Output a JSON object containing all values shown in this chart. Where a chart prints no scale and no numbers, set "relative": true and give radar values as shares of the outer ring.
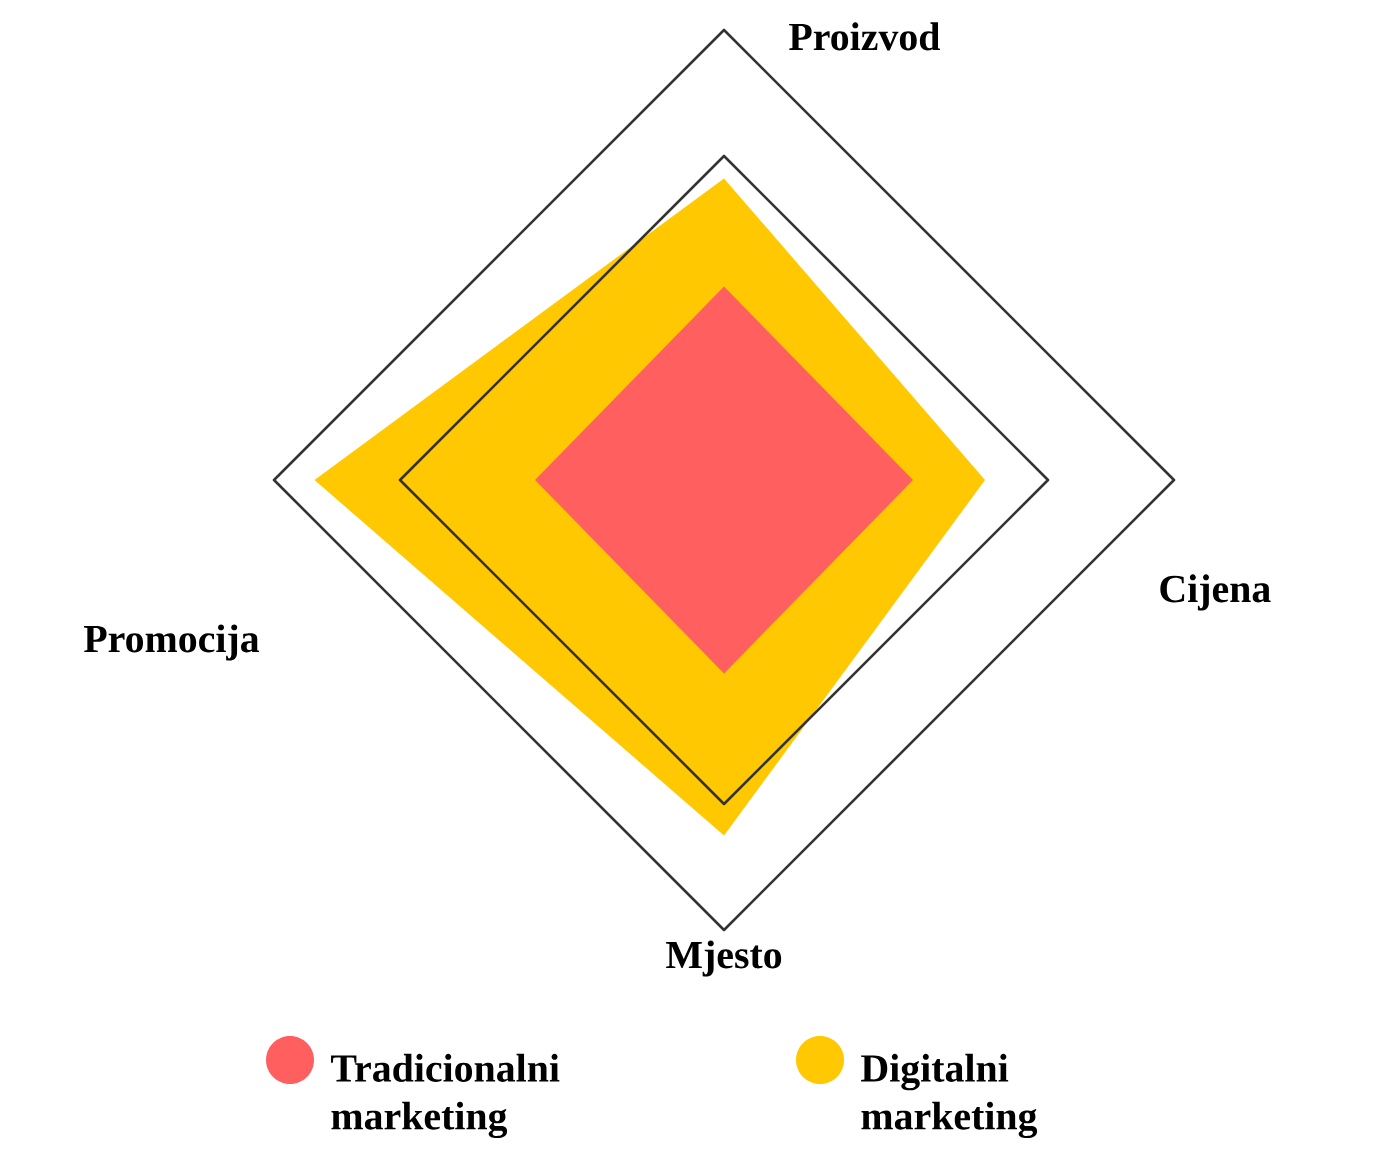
{
  "chart_data": {
    "type": "radar",
    "relative": true,
    "grid": true,
    "legend": "bottom",
    "categories": [
      "Proizvod",
      "Cijena",
      "Mjesto",
      "Promocija"
    ],
    "series": [
      {
        "name": "Digitalni marketing",
        "color": "#ffc800",
        "values": [
          0.67,
          0.58,
          0.79,
          0.91
        ]
      },
      {
        "name": "Tradicionalni marketing",
        "color": "#ff5f5f",
        "values": [
          0.43,
          0.42,
          0.43,
          0.42
        ]
      }
    ]
  }
}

Stated exercise:
Without including any picture, retype the entries exactly.

Correct response:
Output a JSON object containing all values shown in this chart. Where a chart prints no scale and no numbers, set "relative": true and give radar values as shares of the outer ring.
{
  "chart_data": {
    "type": "radar",
    "relative": true,
    "grid": true,
    "legend": "bottom",
    "categories": [
      "Proizvod",
      "Cijena",
      "Mjesto",
      "Promocija"
    ],
    "series": [
      {
        "name": "Digitalni marketing",
        "color": "#ffc800",
        "values": [
          0.67,
          0.58,
          0.79,
          0.91
        ]
      },
      {
        "name": "Tradicionalni marketing",
        "color": "#ff5f5f",
        "values": [
          0.43,
          0.42,
          0.43,
          0.42
        ]
      }
    ]
  }
}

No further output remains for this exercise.